## [REQUIRED WORK]
Identify, in the records below, every line where the string "marker" appears, and copy each such line.

## [Figure record listings]
------------------------------------------------
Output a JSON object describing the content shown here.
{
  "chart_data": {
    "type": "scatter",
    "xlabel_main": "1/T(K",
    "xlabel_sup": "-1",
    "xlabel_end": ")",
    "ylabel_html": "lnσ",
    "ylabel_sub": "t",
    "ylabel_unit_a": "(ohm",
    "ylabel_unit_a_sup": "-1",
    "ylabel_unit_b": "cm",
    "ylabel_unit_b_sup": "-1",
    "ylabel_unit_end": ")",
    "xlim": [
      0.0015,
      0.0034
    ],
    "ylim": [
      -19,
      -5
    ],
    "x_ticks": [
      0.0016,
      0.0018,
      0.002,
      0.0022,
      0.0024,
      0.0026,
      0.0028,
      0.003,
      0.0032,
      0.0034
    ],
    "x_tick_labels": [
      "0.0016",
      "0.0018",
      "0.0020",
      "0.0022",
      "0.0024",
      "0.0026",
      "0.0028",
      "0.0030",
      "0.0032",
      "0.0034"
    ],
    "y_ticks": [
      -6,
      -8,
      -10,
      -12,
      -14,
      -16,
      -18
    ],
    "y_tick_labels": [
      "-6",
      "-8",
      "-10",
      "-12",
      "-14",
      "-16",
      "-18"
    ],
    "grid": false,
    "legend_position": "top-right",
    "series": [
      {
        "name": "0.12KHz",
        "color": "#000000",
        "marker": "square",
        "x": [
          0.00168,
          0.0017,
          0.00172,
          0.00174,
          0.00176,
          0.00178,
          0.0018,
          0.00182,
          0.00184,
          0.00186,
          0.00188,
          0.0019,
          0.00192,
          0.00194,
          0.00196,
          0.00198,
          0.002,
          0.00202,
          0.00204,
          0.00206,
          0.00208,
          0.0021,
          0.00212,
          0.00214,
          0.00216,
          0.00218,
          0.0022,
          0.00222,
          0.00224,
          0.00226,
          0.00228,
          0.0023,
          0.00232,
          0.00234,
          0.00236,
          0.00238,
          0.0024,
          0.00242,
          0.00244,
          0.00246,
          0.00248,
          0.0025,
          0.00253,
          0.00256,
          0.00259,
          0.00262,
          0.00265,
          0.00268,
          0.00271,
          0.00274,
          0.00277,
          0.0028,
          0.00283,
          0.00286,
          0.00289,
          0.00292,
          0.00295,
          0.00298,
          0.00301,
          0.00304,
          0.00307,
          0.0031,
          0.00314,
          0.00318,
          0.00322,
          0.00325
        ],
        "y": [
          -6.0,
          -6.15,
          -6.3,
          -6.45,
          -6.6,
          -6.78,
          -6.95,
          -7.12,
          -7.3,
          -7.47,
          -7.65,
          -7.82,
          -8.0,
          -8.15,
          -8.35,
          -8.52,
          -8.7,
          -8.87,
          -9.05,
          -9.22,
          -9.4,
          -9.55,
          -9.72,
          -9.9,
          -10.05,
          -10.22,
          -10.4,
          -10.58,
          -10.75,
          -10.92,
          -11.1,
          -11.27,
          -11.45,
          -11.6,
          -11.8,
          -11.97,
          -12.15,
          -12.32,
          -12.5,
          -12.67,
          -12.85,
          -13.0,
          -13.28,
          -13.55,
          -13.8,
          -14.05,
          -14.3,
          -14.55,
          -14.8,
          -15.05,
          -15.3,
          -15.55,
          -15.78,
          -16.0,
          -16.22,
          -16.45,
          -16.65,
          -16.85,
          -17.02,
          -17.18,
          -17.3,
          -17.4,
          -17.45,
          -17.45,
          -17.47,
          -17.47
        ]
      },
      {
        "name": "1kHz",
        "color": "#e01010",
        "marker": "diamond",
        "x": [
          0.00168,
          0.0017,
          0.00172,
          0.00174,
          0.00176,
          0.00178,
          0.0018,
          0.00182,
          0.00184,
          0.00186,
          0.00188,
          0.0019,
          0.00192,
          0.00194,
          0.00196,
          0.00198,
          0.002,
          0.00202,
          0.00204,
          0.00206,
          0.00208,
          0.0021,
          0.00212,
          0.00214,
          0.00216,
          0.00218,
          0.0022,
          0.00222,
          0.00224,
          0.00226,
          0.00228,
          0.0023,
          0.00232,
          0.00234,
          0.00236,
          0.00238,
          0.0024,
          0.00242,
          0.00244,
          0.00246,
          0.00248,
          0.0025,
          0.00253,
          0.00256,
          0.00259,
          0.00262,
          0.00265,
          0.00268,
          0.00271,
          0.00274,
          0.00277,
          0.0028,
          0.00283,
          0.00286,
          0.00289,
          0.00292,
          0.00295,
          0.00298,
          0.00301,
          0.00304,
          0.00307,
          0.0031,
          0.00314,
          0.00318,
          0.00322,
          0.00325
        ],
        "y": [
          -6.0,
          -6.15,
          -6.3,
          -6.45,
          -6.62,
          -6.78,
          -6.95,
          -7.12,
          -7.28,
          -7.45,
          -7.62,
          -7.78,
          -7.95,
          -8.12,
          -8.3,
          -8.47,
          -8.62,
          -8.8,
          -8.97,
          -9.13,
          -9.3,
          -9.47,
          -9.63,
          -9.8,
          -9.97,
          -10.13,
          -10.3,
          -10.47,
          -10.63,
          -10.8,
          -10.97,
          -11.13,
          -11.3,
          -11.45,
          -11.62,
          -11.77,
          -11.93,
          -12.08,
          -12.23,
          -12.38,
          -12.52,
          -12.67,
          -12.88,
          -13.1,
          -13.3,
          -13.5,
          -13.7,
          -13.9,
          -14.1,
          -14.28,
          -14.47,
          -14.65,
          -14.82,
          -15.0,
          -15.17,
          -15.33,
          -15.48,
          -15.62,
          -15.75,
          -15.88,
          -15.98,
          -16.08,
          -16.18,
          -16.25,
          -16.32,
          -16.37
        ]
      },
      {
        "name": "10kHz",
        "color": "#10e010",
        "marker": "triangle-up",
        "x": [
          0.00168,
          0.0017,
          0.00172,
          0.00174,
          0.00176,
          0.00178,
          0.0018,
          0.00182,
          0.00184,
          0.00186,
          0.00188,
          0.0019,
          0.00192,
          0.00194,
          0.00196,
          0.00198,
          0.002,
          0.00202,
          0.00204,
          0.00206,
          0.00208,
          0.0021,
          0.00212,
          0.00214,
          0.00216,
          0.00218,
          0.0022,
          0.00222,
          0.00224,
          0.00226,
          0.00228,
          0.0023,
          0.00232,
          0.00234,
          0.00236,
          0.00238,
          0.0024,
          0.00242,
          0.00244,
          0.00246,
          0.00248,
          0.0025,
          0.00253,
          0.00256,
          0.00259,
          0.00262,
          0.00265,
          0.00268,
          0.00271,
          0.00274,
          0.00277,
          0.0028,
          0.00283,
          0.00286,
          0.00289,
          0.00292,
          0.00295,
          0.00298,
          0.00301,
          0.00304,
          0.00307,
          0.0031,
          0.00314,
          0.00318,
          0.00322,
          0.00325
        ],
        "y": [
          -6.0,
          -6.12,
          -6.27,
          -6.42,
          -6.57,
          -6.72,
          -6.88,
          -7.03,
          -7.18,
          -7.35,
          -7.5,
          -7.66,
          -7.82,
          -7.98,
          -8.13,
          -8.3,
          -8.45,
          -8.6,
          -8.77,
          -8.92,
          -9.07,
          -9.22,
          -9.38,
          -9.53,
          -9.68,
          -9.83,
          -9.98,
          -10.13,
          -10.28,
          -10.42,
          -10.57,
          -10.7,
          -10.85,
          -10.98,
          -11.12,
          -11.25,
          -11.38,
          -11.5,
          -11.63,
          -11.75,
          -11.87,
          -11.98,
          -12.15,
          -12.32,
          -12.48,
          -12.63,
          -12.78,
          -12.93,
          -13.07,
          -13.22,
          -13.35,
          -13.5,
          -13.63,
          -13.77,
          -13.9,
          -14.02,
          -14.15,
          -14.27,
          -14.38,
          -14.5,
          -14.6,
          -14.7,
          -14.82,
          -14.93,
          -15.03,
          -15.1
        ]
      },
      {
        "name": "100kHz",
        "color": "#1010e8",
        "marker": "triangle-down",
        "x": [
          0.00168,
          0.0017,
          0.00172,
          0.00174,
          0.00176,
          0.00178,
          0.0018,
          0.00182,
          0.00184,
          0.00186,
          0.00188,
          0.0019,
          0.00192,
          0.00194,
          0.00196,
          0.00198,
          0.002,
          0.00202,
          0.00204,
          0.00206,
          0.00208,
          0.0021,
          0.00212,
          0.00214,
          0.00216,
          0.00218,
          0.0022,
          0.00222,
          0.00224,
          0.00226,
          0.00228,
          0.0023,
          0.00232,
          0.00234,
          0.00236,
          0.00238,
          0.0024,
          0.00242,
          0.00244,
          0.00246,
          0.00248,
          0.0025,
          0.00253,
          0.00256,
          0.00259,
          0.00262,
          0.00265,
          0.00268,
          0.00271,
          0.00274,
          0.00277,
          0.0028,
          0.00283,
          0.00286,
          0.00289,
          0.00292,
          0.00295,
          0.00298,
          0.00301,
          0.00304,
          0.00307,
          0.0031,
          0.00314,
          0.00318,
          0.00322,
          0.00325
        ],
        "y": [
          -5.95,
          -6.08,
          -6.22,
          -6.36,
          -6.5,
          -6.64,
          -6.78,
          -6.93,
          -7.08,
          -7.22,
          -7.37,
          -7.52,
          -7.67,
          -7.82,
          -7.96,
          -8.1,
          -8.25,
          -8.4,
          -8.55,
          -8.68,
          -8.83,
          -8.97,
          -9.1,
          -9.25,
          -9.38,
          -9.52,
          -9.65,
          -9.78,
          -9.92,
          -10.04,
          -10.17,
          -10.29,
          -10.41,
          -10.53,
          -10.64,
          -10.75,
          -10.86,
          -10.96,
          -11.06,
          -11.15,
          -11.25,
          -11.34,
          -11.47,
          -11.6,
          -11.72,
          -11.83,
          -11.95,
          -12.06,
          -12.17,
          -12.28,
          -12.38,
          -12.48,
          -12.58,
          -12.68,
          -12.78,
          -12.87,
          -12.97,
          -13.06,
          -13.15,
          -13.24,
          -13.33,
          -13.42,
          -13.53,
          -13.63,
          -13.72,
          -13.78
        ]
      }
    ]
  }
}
------------------------------------------------
## [COMPLETED EXERCISE]
        "marker": "square",
        "marker": "diamond",
        "marker": "triangle-up",
        "marker": "triangle-down",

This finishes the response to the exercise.